**Stated goal**:
Show all lines from the data that include the word "sohalarda".

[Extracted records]
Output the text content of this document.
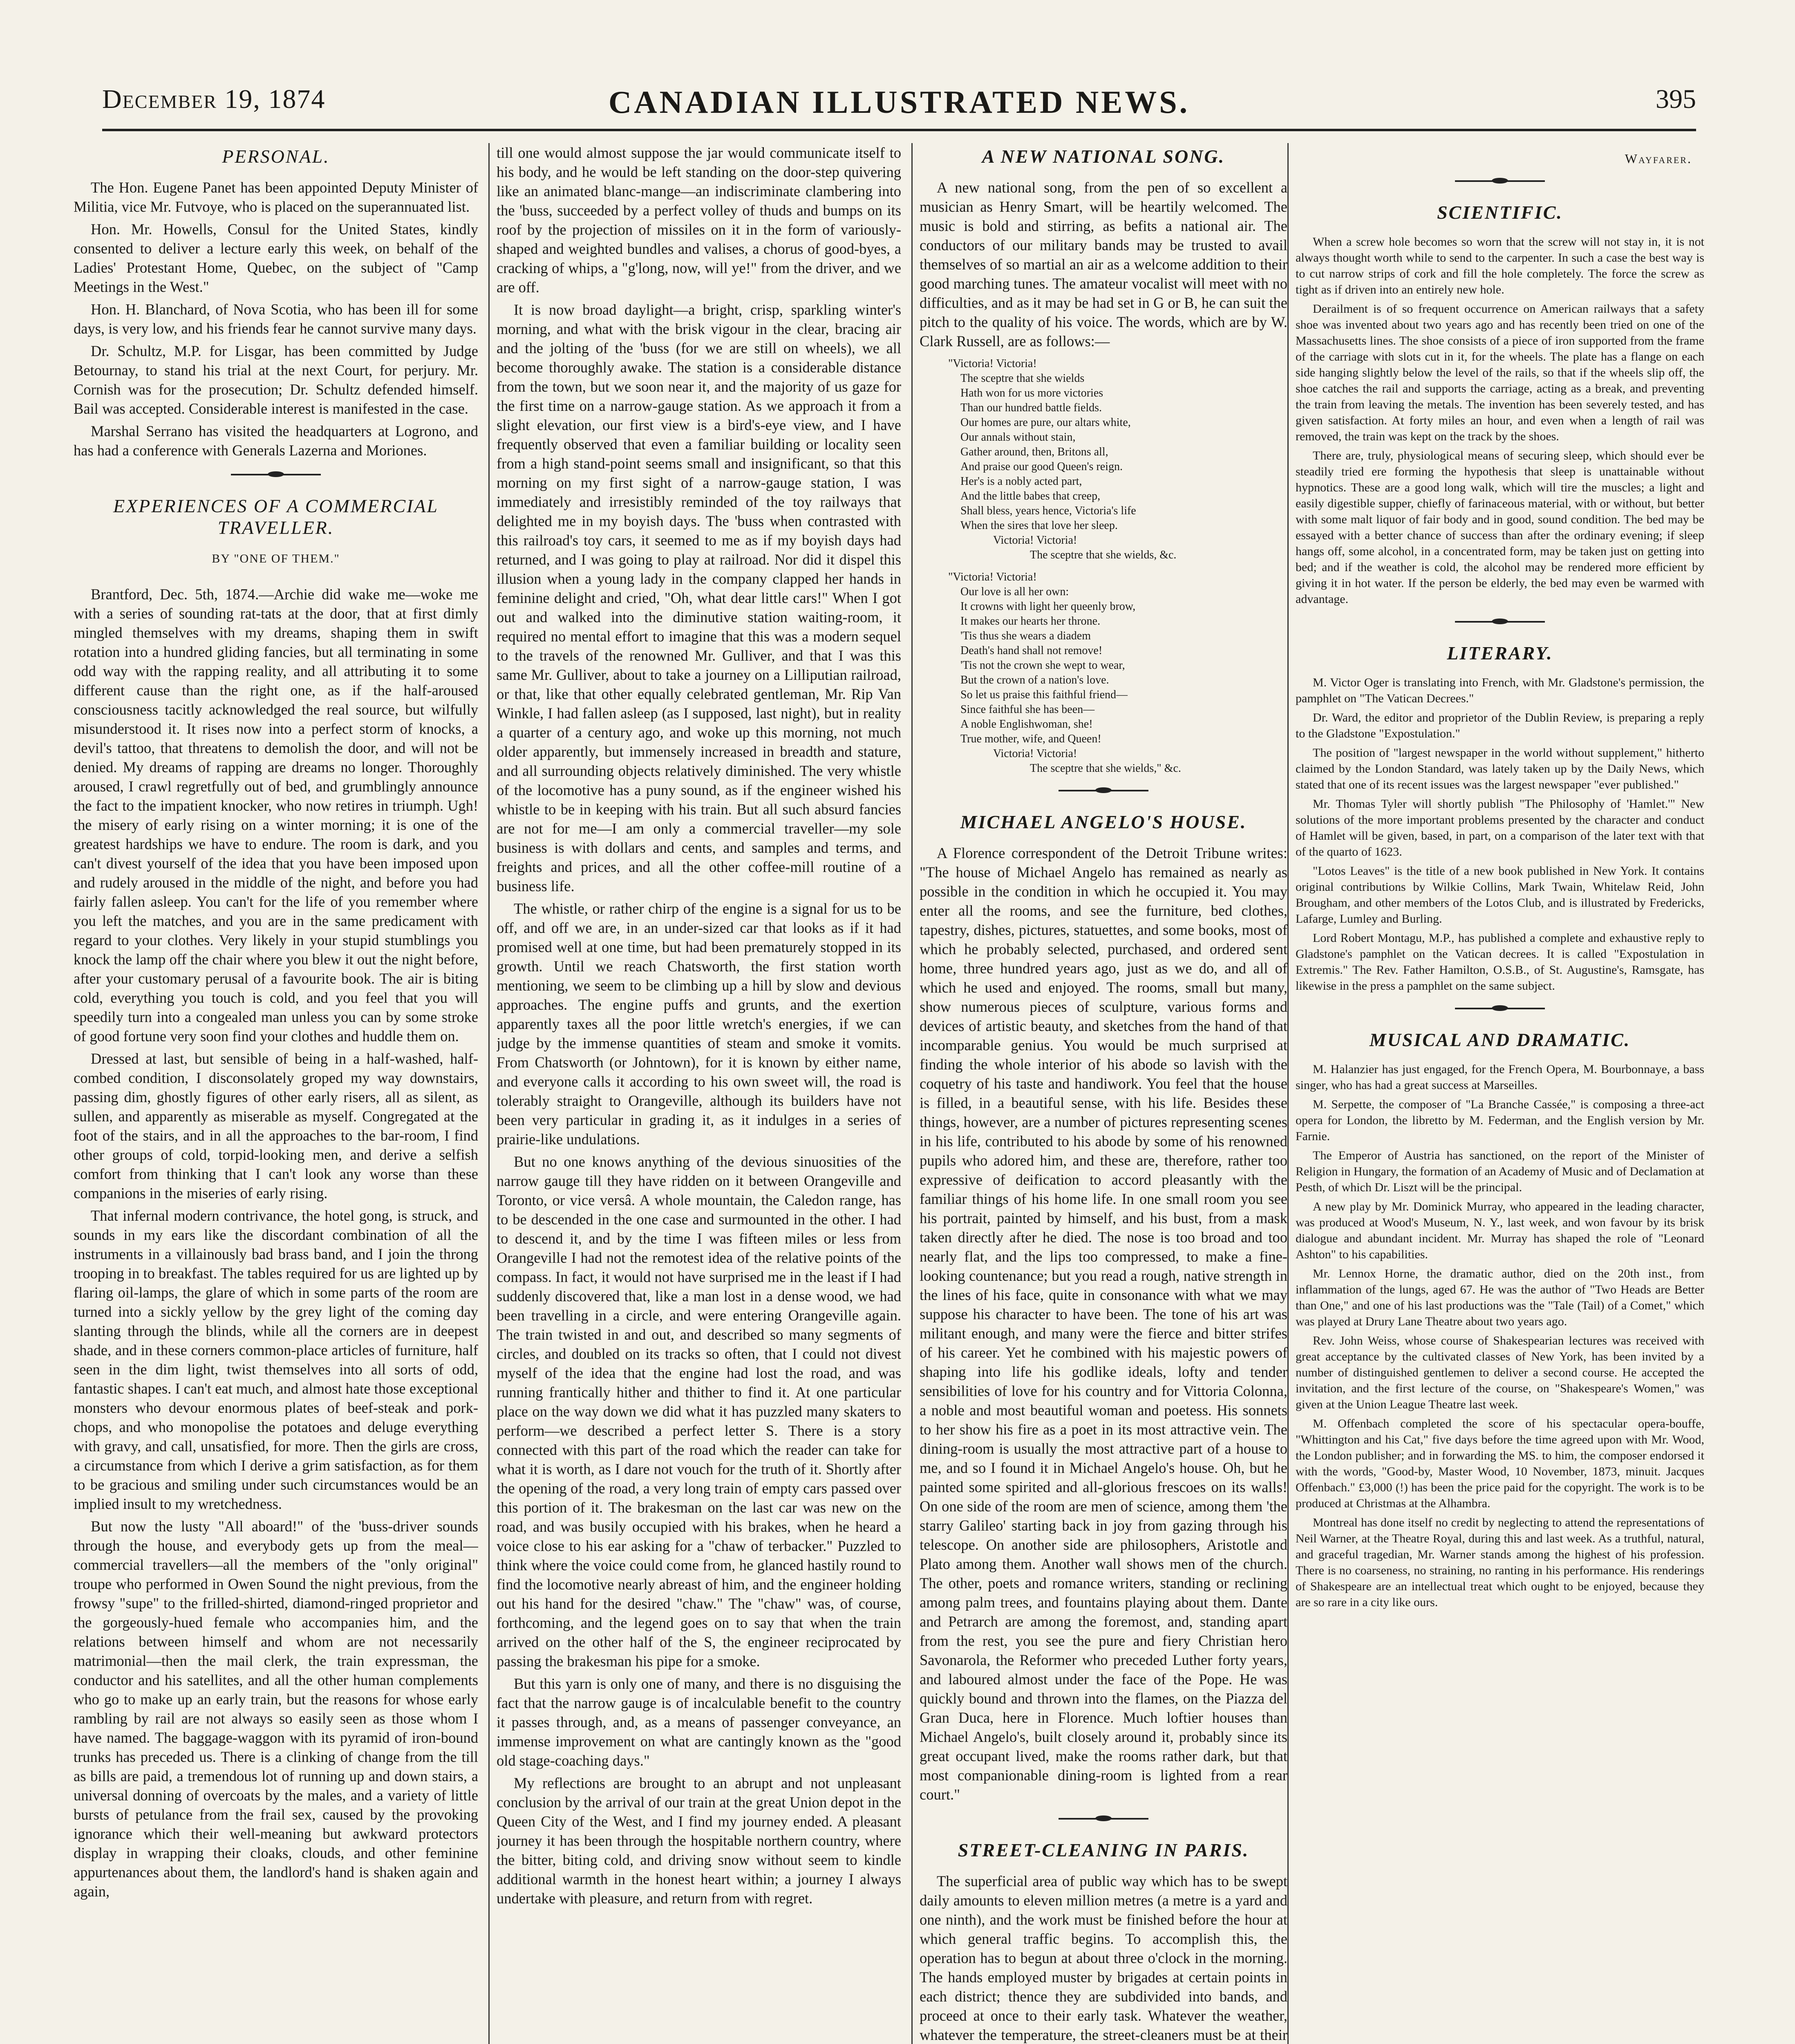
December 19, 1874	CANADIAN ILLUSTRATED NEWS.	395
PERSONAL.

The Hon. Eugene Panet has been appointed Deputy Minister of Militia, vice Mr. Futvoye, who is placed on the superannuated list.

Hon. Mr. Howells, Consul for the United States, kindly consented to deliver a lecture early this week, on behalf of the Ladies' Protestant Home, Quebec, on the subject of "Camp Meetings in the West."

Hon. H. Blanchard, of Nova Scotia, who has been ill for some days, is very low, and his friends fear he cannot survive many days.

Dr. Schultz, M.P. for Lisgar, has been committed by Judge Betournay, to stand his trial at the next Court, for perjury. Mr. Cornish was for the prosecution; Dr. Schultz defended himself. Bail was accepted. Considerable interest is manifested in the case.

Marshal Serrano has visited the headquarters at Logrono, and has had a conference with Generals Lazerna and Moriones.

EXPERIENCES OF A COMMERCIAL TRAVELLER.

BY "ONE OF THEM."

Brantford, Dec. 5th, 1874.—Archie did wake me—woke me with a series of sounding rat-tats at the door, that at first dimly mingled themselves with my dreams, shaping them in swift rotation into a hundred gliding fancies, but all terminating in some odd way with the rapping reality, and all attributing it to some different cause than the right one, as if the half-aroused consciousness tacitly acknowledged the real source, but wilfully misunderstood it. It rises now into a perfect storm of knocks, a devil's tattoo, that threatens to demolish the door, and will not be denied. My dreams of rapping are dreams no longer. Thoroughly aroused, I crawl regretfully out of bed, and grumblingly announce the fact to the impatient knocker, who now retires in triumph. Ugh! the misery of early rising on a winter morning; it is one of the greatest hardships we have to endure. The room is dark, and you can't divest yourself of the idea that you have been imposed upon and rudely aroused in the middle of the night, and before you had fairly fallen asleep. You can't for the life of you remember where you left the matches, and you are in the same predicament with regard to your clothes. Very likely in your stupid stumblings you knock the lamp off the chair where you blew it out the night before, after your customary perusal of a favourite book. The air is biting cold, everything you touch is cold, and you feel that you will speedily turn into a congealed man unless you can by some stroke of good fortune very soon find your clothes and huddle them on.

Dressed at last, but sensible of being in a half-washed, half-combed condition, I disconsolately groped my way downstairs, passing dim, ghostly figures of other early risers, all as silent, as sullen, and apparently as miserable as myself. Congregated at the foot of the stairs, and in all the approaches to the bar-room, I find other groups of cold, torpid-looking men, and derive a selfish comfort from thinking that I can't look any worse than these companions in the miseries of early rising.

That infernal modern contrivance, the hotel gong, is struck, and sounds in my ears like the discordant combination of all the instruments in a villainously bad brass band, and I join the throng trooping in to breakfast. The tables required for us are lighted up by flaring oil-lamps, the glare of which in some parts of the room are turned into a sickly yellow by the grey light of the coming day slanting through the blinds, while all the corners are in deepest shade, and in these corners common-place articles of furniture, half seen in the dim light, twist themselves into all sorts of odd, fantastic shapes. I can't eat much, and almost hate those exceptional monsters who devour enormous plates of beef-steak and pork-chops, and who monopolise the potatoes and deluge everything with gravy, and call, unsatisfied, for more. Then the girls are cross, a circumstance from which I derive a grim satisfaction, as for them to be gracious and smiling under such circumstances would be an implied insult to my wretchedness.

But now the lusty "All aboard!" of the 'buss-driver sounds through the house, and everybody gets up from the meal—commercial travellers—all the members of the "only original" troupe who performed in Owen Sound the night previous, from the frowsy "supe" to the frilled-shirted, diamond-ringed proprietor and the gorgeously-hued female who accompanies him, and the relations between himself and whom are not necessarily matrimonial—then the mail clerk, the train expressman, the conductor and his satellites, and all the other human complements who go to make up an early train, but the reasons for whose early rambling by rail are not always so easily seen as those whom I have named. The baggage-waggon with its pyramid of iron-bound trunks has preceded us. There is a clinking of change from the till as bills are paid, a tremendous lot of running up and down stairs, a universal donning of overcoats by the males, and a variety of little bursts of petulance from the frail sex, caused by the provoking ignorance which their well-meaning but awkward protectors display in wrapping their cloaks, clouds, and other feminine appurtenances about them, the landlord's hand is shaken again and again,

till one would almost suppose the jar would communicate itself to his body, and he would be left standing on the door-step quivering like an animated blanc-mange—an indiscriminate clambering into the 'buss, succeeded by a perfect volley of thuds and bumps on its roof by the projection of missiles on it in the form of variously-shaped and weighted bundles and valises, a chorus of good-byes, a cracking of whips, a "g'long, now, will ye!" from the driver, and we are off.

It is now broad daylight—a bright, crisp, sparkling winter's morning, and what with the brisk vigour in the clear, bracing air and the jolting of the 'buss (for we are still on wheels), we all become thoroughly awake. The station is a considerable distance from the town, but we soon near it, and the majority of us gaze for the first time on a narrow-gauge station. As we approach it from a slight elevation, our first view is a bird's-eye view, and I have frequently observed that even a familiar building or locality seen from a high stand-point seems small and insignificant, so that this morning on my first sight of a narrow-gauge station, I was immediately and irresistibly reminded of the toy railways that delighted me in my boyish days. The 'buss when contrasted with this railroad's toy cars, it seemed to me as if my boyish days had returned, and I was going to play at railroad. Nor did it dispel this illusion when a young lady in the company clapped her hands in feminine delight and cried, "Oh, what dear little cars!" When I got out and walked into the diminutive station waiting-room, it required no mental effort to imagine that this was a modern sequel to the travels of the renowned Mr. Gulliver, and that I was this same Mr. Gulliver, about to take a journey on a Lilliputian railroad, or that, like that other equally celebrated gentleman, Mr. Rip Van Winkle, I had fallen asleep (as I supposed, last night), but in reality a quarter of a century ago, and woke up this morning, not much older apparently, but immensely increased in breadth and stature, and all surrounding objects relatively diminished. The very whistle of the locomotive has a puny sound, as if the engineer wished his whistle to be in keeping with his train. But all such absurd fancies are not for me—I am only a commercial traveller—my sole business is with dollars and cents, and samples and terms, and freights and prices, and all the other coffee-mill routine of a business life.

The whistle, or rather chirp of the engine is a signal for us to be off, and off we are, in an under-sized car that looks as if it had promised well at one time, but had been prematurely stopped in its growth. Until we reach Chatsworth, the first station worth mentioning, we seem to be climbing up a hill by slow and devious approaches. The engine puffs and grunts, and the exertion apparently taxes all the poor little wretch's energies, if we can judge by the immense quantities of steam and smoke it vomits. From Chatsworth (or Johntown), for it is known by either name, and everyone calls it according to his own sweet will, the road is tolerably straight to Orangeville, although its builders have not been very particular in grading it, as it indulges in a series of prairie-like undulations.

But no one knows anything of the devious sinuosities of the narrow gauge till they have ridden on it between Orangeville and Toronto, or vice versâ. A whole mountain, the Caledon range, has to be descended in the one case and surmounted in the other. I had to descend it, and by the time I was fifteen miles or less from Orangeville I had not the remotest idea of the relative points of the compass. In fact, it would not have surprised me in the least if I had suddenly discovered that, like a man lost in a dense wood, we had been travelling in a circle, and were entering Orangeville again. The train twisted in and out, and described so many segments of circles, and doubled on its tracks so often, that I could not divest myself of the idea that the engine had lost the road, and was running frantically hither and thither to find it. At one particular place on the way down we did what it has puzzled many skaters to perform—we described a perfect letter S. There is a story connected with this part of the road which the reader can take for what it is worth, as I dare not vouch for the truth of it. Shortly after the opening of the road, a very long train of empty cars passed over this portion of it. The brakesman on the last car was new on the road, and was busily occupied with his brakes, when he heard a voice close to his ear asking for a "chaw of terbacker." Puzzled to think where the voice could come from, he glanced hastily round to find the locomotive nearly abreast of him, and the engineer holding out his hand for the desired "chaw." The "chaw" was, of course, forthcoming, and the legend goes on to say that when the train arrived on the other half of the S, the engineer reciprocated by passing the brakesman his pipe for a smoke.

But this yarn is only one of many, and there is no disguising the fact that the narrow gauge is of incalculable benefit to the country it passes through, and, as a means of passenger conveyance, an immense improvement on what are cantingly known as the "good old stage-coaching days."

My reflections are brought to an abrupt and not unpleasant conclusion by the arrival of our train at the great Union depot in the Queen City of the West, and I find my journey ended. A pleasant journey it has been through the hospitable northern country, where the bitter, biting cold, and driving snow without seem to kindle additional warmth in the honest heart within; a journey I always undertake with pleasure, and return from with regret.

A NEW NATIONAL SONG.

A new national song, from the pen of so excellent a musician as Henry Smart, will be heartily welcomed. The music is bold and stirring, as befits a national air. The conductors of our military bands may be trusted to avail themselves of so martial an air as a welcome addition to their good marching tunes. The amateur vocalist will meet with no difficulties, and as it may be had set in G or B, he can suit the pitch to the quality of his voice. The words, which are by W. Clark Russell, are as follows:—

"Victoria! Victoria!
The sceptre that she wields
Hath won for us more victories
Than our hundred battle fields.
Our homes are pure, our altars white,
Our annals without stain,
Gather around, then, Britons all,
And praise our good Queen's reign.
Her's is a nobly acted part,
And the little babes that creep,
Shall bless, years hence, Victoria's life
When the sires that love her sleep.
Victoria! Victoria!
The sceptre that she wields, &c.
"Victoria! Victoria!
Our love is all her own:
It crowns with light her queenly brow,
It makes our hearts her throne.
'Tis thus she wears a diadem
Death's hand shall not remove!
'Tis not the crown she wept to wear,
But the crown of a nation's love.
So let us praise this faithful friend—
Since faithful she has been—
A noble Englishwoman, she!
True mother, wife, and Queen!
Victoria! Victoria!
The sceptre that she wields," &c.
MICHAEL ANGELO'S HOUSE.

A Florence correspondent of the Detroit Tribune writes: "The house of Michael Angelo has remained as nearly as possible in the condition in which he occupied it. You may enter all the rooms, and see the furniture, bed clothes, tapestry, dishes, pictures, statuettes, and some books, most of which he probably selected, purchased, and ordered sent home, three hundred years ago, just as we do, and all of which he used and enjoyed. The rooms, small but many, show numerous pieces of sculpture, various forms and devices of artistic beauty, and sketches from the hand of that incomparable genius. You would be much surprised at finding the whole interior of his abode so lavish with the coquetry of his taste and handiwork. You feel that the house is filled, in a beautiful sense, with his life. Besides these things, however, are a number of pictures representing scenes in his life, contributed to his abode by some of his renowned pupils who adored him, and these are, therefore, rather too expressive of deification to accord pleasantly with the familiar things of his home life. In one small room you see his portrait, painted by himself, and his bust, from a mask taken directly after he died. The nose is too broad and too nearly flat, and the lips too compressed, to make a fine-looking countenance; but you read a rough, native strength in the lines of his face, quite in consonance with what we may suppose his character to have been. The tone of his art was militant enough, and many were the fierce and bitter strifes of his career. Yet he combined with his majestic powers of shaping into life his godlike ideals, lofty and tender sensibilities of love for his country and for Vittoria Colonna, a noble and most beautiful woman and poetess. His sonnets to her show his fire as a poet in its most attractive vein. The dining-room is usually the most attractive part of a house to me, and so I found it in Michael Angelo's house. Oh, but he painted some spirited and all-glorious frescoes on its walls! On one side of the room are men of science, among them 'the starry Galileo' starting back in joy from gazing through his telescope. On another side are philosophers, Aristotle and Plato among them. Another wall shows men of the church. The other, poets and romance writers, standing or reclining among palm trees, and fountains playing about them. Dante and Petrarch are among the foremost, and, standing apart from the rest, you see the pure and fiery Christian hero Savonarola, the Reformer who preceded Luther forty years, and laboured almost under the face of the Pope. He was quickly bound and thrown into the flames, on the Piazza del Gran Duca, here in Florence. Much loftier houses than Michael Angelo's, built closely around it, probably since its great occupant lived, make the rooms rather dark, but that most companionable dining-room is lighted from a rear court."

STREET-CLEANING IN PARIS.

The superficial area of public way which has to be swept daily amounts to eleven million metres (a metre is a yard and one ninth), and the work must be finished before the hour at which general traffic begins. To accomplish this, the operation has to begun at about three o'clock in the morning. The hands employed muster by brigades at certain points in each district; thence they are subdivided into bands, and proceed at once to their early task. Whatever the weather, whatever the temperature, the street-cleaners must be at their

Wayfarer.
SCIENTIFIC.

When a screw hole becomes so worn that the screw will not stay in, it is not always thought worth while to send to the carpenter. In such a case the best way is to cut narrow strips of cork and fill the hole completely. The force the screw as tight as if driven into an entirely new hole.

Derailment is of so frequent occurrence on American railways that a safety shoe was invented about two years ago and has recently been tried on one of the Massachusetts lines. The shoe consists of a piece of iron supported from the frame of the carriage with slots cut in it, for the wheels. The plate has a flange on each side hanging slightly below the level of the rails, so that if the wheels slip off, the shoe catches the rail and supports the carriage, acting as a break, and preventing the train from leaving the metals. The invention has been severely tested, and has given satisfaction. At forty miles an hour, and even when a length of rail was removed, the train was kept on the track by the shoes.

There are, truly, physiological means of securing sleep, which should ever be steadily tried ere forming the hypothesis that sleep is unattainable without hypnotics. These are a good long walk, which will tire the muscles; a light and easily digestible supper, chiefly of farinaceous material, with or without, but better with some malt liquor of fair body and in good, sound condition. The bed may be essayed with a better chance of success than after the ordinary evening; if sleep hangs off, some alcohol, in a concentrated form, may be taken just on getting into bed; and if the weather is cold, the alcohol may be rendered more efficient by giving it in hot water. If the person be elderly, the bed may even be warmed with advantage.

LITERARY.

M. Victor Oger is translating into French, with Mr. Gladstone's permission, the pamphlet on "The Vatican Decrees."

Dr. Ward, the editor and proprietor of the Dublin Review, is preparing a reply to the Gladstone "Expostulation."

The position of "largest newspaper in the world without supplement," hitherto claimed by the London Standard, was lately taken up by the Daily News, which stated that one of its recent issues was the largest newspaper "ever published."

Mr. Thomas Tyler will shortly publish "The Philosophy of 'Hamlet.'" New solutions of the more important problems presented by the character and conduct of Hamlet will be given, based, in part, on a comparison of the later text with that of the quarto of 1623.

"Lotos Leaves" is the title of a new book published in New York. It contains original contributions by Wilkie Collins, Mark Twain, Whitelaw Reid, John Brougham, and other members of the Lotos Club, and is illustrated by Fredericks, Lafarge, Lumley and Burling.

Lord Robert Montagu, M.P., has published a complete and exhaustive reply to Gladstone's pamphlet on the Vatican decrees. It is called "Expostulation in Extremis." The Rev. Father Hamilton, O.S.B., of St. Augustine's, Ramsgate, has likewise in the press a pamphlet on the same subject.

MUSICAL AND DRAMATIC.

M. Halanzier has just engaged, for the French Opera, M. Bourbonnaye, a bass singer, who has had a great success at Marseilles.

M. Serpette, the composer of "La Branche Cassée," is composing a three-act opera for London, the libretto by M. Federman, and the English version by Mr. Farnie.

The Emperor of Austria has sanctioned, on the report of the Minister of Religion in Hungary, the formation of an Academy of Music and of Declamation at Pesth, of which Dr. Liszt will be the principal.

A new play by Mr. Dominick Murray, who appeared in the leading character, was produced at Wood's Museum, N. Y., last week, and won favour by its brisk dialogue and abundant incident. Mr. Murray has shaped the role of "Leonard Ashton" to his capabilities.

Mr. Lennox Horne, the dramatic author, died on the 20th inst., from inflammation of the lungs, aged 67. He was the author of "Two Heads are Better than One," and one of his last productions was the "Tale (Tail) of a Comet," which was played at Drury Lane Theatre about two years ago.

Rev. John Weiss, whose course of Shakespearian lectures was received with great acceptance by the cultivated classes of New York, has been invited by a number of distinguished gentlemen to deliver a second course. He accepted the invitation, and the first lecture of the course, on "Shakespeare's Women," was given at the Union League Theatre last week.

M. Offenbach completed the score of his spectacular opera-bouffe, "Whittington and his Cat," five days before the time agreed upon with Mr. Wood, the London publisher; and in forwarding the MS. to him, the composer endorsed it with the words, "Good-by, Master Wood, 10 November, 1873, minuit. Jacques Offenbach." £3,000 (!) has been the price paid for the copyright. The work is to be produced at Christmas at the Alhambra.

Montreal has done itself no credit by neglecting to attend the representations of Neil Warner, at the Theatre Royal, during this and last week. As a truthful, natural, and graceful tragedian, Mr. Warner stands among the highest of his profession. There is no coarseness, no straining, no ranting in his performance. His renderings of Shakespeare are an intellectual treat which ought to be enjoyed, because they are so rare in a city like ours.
...
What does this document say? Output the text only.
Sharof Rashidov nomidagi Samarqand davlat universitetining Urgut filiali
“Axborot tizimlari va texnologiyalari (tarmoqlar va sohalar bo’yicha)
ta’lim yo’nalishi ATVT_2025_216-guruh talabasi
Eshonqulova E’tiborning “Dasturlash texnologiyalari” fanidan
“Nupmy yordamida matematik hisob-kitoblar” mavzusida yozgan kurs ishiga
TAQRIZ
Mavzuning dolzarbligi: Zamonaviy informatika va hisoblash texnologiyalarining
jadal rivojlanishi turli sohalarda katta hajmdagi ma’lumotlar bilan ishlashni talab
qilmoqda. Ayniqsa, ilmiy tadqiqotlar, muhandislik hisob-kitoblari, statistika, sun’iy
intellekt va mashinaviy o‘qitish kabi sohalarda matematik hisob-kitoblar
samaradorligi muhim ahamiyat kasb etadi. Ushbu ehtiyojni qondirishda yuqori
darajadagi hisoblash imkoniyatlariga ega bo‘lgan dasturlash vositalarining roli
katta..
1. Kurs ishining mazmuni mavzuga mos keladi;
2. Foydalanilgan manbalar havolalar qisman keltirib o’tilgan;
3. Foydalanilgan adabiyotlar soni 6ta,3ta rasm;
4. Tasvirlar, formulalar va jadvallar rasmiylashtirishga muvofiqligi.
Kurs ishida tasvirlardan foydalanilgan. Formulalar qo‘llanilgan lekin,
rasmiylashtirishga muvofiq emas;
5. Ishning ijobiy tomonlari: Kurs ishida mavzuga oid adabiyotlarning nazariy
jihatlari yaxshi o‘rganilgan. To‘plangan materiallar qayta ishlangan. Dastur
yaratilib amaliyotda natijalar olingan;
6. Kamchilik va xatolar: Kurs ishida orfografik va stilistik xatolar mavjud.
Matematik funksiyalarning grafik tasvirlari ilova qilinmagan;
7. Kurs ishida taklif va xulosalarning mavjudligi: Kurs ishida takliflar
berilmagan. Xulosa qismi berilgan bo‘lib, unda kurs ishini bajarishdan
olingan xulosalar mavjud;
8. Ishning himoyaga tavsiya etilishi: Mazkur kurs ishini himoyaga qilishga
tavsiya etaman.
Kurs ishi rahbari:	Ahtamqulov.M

**Reply to the exercise**:
jadal rivojlanishi turli sohalarda katta hajmdagi ma’lumotlar bilan ishlashni talab
intellekt va mashinaviy o‘qitish kabi sohalarda matematik hisob-kitoblar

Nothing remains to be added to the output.